▶ **YOUR INSTRUCTIONS**
Give back the records below exactly, every one, with no pictures.

▶ **INFORMATION SHOWN**
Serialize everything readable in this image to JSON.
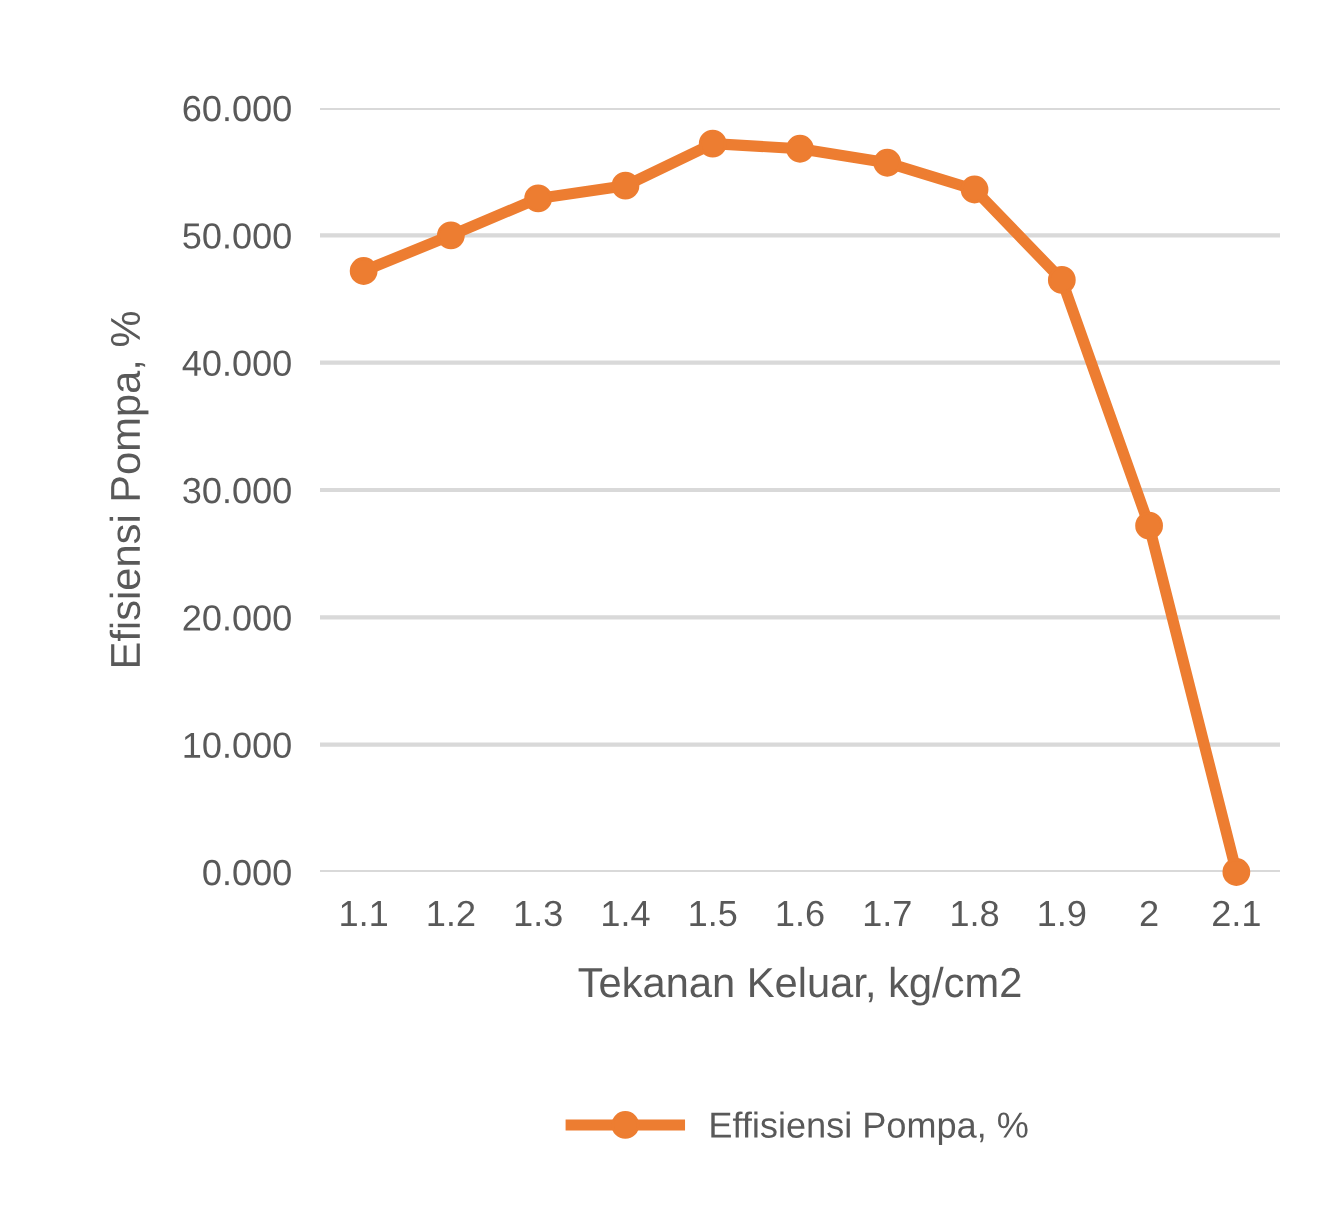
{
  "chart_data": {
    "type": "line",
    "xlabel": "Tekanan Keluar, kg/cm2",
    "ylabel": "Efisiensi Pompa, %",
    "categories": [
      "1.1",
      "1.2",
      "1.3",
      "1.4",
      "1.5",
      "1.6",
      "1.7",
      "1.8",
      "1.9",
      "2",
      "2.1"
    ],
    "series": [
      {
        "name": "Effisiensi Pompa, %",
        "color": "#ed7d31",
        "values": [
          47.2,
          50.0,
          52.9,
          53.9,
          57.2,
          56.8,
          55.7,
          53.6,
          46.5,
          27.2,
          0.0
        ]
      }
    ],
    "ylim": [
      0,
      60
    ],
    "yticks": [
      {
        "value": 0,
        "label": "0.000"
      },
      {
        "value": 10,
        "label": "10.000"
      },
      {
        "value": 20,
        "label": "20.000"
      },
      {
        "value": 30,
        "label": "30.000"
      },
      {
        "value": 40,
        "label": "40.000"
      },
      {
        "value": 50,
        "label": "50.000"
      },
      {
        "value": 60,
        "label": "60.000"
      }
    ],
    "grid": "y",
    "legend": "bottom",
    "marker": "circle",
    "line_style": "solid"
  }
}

▶ **CORRECT OUTPUT**
Serialize everything readable in this image to JSON.
{
  "chart_data": {
    "type": "line",
    "xlabel": "Tekanan Keluar, kg/cm2",
    "ylabel": "Efisiensi Pompa, %",
    "categories": [
      "1.1",
      "1.2",
      "1.3",
      "1.4",
      "1.5",
      "1.6",
      "1.7",
      "1.8",
      "1.9",
      "2",
      "2.1"
    ],
    "series": [
      {
        "name": "Effisiensi Pompa, %",
        "color": "#ed7d31",
        "values": [
          47.2,
          50.0,
          52.9,
          53.9,
          57.2,
          56.8,
          55.7,
          53.6,
          46.5,
          27.2,
          0.0
        ]
      }
    ],
    "ylim": [
      0,
      60
    ],
    "yticks": [
      {
        "value": 0,
        "label": "0.000"
      },
      {
        "value": 10,
        "label": "10.000"
      },
      {
        "value": 20,
        "label": "20.000"
      },
      {
        "value": 30,
        "label": "30.000"
      },
      {
        "value": 40,
        "label": "40.000"
      },
      {
        "value": 50,
        "label": "50.000"
      },
      {
        "value": 60,
        "label": "60.000"
      }
    ],
    "grid": "y",
    "legend": "bottom",
    "marker": "circle",
    "line_style": "solid"
  }
}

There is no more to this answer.